Records excerpted from a collection:
<<<<
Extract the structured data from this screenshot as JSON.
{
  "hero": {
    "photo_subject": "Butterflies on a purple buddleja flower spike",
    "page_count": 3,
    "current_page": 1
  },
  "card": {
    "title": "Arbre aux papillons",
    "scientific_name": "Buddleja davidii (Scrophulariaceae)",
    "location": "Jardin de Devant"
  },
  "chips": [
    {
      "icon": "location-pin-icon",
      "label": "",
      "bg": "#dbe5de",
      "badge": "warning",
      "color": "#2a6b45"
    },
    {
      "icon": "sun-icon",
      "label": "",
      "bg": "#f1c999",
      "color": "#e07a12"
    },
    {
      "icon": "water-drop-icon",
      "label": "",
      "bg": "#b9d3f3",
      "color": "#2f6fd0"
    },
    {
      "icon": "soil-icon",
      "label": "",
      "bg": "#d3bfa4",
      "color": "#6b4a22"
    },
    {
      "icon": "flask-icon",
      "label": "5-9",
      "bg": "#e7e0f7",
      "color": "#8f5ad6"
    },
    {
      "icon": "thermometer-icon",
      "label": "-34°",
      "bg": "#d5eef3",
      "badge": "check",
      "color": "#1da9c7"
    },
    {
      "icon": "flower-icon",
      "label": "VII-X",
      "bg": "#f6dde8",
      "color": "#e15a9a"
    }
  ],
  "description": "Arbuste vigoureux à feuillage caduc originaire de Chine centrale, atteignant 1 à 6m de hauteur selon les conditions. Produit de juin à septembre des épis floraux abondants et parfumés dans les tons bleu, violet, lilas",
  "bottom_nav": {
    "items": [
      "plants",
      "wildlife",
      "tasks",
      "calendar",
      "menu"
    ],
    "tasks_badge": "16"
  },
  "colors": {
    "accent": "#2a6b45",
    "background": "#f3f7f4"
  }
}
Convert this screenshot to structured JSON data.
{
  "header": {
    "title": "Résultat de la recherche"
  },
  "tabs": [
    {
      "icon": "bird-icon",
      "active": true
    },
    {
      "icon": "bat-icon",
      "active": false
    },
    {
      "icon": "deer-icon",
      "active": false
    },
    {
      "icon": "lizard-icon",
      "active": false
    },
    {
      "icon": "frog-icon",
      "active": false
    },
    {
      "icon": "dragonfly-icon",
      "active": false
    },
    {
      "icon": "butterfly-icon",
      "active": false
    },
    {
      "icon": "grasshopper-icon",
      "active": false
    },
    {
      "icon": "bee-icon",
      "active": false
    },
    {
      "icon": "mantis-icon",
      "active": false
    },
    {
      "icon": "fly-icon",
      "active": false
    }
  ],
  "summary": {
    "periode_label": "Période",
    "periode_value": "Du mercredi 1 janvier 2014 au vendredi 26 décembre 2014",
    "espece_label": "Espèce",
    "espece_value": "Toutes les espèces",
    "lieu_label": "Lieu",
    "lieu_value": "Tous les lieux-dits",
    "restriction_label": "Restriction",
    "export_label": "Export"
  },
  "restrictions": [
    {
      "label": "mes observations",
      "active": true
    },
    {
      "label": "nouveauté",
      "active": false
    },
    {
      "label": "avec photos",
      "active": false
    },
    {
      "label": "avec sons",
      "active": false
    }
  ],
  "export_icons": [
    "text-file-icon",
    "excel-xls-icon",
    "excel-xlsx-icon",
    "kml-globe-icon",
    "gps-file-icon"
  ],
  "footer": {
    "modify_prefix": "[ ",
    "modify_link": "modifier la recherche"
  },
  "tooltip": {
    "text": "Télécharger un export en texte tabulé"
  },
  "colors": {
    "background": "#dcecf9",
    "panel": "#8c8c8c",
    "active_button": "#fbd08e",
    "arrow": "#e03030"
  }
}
>>>>
__WHAT THIS TASK INVOLVES__. Above are some records. Print them all exactly.

__FINISHED EXERCISE__.
Extract the structured data from this screenshot as JSON.
{
  "hero": {
    "photo_subject": "Butterflies on a purple buddleja flower spike",
    "page_count": 3,
    "current_page": 1
  },
  "card": {
    "title": "Arbre aux papillons",
    "scientific_name": "Buddleja davidii (Scrophulariaceae)",
    "location": "Jardin de Devant"
  },
  "chips": [
    {
      "icon": "location-pin-icon",
      "label": "",
      "bg": "#dbe5de",
      "badge": "warning",
      "color": "#2a6b45"
    },
    {
      "icon": "sun-icon",
      "label": "",
      "bg": "#f1c999",
      "color": "#e07a12"
    },
    {
      "icon": "water-drop-icon",
      "label": "",
      "bg": "#b9d3f3",
      "color": "#2f6fd0"
    },
    {
      "icon": "soil-icon",
      "label": "",
      "bg": "#d3bfa4",
      "color": "#6b4a22"
    },
    {
      "icon": "flask-icon",
      "label": "5-9",
      "bg": "#e7e0f7",
      "color": "#8f5ad6"
    },
    {
      "icon": "thermometer-icon",
      "label": "-34°",
      "bg": "#d5eef3",
      "badge": "check",
      "color": "#1da9c7"
    },
    {
      "icon": "flower-icon",
      "label": "VII-X",
      "bg": "#f6dde8",
      "color": "#e15a9a"
    }
  ],
  "description": "Arbuste vigoureux à feuillage caduc originaire de Chine centrale, atteignant 1 à 6m de hauteur selon les conditions. Produit de juin à septembre des épis floraux abondants et parfumés dans les tons bleu, violet, lilas",
  "bottom_nav": {
    "items": [
      "plants",
      "wildlife",
      "tasks",
      "calendar",
      "menu"
    ],
    "tasks_badge": "16"
  },
  "colors": {
    "accent": "#2a6b45",
    "background": "#f3f7f4"
  }
}
Convert this screenshot to structured JSON data.
{
  "header": {
    "title": "Résultat de la recherche"
  },
  "tabs": [
    {
      "icon": "bird-icon",
      "active": true
    },
    {
      "icon": "bat-icon",
      "active": false
    },
    {
      "icon": "deer-icon",
      "active": false
    },
    {
      "icon": "lizard-icon",
      "active": false
    },
    {
      "icon": "frog-icon",
      "active": false
    },
    {
      "icon": "dragonfly-icon",
      "active": false
    },
    {
      "icon": "butterfly-icon",
      "active": false
    },
    {
      "icon": "grasshopper-icon",
      "active": false
    },
    {
      "icon": "bee-icon",
      "active": false
    },
    {
      "icon": "mantis-icon",
      "active": false
    },
    {
      "icon": "fly-icon",
      "active": false
    }
  ],
  "summary": {
    "periode_label": "Période",
    "periode_value": "Du mercredi 1 janvier 2014 au vendredi 26 décembre 2014",
    "espece_label": "Espèce",
    "espece_value": "Toutes les espèces",
    "lieu_label": "Lieu",
    "lieu_value": "Tous les lieux-dits",
    "restriction_label": "Restriction",
    "export_label": "Export"
  },
  "restrictions": [
    {
      "label": "mes observations",
      "active": true
    },
    {
      "label": "nouveauté",
      "active": false
    },
    {
      "label": "avec photos",
      "active": false
    },
    {
      "label": "avec sons",
      "active": false
    }
  ],
  "export_icons": [
    "text-file-icon",
    "excel-xls-icon",
    "excel-xlsx-icon",
    "kml-globe-icon",
    "gps-file-icon"
  ],
  "footer": {
    "modify_prefix": "[ ",
    "modify_link": "modifier la recherche"
  },
  "tooltip": {
    "text": "Télécharger un export en texte tabulé"
  },
  "colors": {
    "background": "#dcecf9",
    "panel": "#8c8c8c",
    "active_button": "#fbd08e",
    "arrow": "#e03030"
  }
}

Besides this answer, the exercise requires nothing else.